§ Written instruction
How many lines in the data below contain the string "Viaggiatori", with case taken into account? Reply with the number alone.

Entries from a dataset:
------
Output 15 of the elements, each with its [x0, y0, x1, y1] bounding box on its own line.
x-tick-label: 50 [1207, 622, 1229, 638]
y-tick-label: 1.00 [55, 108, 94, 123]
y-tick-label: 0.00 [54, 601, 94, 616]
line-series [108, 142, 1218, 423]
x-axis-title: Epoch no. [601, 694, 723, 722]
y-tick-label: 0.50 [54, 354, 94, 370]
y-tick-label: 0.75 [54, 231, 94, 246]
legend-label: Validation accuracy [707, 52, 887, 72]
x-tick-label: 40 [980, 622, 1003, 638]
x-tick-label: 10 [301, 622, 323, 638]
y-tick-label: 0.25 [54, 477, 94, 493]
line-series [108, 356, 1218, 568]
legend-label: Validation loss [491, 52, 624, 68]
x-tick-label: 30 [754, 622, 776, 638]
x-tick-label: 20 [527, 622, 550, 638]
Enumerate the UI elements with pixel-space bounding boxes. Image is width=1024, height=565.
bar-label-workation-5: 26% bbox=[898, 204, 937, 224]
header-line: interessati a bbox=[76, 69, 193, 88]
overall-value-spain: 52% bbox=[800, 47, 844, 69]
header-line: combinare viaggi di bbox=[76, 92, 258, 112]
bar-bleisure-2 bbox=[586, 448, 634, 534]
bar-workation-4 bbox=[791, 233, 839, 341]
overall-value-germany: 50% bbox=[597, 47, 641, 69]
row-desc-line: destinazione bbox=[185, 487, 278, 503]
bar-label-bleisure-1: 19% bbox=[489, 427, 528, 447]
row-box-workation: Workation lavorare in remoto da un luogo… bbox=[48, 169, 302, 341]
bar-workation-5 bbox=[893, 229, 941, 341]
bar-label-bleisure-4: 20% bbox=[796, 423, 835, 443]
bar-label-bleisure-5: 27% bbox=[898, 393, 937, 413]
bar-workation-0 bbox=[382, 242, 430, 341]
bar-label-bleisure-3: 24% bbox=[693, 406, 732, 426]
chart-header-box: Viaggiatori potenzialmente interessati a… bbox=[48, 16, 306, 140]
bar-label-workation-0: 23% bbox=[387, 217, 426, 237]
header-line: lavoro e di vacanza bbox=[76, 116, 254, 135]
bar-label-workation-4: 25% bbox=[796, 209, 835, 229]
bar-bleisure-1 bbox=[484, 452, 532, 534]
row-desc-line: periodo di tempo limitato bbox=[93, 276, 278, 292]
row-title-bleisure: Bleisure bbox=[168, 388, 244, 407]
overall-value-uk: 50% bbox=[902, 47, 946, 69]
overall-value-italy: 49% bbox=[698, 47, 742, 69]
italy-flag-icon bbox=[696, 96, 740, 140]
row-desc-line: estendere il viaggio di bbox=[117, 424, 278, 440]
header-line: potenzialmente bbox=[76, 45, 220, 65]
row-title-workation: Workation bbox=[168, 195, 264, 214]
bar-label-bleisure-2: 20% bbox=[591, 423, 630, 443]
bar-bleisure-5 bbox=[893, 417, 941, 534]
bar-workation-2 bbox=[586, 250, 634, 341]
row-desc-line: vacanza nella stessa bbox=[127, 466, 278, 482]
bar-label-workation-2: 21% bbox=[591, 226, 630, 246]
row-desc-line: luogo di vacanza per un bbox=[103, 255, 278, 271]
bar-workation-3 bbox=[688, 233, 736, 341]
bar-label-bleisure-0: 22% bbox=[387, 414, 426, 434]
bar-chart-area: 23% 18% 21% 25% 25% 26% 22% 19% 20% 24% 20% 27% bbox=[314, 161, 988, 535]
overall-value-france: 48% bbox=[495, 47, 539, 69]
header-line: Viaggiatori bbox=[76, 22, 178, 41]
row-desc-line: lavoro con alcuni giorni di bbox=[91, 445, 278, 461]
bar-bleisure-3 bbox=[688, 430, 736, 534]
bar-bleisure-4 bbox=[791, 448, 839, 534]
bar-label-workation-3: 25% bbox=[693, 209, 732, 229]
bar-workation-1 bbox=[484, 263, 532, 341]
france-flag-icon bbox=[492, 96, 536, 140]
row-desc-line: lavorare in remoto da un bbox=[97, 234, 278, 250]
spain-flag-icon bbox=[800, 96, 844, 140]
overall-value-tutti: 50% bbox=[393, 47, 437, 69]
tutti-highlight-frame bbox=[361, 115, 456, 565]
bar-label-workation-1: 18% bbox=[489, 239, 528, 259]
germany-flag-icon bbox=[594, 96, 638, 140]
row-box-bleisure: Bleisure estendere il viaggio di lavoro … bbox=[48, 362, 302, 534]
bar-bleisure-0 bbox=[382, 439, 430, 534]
------
§ The answer
2